** START Supplied material **

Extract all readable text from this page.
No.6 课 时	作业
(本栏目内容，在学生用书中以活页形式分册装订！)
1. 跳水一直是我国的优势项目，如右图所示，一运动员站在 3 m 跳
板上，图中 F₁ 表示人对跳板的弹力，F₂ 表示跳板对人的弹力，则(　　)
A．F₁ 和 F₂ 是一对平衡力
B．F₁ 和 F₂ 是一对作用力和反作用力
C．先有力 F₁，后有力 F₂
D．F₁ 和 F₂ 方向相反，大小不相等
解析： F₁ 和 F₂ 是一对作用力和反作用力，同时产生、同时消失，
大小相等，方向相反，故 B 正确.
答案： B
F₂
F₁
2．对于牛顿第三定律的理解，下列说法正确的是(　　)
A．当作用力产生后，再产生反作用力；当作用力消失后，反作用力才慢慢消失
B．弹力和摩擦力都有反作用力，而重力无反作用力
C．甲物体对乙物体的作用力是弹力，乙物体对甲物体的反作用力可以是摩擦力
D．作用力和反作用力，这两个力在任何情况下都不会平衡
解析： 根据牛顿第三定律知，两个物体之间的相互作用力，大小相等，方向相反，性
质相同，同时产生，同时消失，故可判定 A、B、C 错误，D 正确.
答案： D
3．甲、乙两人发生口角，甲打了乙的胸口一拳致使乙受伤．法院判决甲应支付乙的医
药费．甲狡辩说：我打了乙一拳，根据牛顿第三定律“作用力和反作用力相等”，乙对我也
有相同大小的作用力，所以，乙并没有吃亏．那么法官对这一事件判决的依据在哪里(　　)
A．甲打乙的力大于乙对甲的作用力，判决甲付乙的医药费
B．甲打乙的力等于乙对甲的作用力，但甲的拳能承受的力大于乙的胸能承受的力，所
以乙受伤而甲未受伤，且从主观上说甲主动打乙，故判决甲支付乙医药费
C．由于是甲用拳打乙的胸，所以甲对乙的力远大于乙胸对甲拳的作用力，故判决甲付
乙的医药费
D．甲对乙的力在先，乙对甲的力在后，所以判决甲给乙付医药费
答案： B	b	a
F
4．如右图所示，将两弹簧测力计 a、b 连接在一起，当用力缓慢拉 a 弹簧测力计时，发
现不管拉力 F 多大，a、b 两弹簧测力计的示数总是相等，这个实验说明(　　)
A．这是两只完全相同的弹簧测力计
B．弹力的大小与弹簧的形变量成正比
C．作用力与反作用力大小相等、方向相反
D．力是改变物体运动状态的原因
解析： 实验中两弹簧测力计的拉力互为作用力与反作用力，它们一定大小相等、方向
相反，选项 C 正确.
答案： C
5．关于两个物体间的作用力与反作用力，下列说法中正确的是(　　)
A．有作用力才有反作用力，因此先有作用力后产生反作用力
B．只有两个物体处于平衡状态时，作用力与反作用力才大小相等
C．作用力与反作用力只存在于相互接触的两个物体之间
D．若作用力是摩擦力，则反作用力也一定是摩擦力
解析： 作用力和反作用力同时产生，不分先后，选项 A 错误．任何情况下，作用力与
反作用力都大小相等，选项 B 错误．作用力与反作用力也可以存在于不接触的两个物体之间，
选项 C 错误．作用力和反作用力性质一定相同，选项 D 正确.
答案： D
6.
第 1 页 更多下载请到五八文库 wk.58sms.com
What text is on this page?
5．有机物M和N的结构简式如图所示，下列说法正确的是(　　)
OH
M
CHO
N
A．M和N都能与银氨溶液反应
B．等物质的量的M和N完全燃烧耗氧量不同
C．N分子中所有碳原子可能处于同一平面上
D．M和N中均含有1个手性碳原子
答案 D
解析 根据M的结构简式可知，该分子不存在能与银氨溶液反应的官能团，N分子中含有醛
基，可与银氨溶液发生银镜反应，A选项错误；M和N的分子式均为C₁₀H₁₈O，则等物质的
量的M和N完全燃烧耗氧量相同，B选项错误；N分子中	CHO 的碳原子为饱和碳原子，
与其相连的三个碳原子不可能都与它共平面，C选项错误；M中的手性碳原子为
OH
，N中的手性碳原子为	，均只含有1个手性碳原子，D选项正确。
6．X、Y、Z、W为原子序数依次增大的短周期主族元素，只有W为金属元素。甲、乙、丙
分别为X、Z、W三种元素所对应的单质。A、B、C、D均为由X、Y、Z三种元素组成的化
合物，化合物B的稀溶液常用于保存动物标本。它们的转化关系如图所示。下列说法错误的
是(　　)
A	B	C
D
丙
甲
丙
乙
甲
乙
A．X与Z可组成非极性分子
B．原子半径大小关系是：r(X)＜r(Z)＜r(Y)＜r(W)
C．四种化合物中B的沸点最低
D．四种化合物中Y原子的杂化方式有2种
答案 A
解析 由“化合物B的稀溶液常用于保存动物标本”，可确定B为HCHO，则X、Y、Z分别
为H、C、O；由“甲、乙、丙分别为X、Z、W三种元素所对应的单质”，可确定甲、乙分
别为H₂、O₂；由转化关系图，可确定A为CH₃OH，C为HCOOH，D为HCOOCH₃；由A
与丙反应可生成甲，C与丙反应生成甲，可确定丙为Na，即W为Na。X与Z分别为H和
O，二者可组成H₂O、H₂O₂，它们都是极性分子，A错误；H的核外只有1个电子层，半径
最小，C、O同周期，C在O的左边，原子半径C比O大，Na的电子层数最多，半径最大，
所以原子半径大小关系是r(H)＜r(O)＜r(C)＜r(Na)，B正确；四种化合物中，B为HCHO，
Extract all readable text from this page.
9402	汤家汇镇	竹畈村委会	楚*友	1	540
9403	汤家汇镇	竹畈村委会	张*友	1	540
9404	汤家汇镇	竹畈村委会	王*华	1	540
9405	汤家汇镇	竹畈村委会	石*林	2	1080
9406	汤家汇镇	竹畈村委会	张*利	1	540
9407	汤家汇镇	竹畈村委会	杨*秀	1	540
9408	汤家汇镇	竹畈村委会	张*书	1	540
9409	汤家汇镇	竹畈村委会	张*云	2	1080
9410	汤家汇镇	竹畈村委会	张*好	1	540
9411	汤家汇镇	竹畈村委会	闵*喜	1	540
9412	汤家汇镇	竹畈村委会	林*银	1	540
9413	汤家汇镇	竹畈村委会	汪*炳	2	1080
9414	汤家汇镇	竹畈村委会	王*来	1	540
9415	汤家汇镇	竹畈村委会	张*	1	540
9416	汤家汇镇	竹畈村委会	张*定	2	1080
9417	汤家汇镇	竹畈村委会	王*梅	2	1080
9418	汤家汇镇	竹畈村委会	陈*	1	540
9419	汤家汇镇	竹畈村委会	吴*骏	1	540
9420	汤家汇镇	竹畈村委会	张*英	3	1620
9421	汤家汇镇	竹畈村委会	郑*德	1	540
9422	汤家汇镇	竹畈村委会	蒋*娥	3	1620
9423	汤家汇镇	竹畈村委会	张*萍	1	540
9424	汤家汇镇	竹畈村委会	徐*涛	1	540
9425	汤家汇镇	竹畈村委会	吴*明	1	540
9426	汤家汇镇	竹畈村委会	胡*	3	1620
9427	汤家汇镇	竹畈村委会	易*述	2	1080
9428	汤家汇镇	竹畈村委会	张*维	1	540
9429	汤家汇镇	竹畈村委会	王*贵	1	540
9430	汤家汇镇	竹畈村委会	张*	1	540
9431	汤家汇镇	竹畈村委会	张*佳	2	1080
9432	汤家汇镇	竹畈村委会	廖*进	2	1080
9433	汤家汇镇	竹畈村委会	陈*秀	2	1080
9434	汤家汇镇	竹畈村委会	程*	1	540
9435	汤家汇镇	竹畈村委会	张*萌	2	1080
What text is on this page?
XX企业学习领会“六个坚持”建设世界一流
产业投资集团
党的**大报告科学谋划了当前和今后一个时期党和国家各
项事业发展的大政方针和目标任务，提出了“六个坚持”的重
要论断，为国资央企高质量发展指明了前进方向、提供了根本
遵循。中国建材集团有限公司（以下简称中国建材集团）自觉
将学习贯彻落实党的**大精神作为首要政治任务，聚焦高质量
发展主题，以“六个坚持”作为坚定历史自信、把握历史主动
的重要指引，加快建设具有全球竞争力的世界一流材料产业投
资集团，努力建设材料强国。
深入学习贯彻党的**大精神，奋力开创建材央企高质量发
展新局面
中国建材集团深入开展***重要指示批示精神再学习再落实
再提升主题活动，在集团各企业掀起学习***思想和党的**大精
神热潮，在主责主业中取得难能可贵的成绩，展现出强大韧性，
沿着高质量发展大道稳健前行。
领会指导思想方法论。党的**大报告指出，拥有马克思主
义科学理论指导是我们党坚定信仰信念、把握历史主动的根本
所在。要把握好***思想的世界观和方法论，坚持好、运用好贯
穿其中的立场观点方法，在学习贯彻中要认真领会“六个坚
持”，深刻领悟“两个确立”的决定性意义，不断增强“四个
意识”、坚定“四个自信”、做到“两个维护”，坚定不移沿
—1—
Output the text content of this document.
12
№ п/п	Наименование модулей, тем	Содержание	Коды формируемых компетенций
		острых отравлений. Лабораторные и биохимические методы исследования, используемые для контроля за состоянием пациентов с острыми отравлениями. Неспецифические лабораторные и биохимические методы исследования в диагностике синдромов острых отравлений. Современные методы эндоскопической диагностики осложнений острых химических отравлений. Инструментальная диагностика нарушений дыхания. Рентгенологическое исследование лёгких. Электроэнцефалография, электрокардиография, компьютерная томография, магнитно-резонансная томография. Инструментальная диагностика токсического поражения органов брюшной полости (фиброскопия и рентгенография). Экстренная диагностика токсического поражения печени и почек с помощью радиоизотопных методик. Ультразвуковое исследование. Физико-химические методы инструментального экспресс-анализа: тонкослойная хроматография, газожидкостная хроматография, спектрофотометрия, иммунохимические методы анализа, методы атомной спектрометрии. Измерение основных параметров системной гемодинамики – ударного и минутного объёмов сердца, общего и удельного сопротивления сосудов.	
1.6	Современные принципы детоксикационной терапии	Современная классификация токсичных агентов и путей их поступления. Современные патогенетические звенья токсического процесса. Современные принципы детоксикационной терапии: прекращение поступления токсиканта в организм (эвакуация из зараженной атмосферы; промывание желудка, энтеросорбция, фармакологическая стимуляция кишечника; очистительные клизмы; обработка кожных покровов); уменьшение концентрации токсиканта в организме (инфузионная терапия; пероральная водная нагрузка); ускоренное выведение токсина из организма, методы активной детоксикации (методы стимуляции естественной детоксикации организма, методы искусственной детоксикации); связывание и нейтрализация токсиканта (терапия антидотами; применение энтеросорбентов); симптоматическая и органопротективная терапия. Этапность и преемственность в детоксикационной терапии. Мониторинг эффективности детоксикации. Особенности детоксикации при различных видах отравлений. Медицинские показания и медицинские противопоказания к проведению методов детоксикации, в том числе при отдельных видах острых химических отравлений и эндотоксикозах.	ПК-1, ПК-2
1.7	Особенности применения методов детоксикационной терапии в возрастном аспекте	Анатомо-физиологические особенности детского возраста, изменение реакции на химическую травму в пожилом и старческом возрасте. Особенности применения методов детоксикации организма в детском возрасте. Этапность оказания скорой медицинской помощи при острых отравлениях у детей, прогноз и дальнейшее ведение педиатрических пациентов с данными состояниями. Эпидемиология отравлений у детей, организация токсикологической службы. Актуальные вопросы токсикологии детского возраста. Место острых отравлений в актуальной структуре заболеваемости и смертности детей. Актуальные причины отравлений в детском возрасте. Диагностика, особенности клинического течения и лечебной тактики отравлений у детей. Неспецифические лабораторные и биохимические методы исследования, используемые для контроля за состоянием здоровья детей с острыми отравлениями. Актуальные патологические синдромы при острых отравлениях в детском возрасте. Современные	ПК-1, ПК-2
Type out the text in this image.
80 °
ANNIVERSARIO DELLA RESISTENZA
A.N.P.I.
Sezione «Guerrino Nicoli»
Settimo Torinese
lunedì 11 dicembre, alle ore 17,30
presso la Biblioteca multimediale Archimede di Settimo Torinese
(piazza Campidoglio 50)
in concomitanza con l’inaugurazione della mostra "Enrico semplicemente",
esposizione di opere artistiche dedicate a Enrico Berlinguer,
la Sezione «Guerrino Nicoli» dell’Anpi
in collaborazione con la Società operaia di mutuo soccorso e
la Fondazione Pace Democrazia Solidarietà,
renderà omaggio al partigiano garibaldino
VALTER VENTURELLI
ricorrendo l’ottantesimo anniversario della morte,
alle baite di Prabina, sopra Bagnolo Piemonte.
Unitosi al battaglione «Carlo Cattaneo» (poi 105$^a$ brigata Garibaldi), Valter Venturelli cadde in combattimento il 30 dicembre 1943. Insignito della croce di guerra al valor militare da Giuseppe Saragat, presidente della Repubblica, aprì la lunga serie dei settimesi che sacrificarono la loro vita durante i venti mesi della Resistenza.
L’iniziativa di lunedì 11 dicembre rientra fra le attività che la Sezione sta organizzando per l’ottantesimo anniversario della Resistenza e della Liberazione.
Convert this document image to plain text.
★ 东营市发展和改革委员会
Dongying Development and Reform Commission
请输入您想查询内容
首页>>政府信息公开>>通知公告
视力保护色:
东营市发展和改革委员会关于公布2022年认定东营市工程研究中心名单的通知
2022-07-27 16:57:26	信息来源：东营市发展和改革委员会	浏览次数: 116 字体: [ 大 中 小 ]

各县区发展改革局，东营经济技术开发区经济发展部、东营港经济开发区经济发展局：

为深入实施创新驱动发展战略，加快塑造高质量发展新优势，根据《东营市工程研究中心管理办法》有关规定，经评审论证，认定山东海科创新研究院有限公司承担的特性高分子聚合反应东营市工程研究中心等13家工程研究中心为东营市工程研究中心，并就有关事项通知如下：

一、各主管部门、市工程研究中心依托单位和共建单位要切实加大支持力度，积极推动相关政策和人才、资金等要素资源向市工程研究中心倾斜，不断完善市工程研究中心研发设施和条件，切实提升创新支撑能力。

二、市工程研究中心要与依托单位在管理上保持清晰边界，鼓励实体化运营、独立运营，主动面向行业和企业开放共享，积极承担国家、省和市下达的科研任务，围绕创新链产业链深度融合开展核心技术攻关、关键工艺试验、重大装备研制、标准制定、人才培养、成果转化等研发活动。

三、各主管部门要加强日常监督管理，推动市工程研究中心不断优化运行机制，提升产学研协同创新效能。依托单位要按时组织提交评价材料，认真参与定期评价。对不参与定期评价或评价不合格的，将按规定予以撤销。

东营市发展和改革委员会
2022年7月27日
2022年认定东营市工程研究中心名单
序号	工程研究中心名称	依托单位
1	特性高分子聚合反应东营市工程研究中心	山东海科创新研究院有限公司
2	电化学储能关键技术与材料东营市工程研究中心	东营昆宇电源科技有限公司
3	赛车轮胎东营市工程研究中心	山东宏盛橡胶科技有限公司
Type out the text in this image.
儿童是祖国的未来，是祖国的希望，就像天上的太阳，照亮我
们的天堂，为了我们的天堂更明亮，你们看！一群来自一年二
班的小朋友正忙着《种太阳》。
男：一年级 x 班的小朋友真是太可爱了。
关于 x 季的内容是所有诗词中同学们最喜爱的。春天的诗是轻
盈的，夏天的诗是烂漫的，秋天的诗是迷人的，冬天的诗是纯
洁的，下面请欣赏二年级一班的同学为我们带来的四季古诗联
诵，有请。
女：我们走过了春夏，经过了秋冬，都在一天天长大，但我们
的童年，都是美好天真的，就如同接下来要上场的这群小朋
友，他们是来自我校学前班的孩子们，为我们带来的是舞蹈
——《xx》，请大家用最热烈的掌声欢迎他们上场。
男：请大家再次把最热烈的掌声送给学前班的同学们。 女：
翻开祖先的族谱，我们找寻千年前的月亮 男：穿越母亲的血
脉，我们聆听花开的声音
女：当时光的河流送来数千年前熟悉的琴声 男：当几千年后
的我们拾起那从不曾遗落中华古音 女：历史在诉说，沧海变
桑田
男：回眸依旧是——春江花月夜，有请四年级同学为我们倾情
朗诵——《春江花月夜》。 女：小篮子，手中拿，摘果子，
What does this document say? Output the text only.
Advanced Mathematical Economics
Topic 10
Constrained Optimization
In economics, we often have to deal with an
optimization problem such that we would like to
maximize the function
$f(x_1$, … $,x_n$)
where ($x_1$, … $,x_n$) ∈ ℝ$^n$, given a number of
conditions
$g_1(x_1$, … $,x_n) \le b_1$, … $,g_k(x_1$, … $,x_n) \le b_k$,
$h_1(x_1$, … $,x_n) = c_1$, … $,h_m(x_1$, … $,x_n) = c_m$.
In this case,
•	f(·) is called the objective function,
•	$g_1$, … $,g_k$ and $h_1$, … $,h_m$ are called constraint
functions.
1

** END Supplied material **

What the task asks:
Return each line in the records that holds the string "Output".

Problem solution:
Output the text content of this document.
What does this document say? Output the text only.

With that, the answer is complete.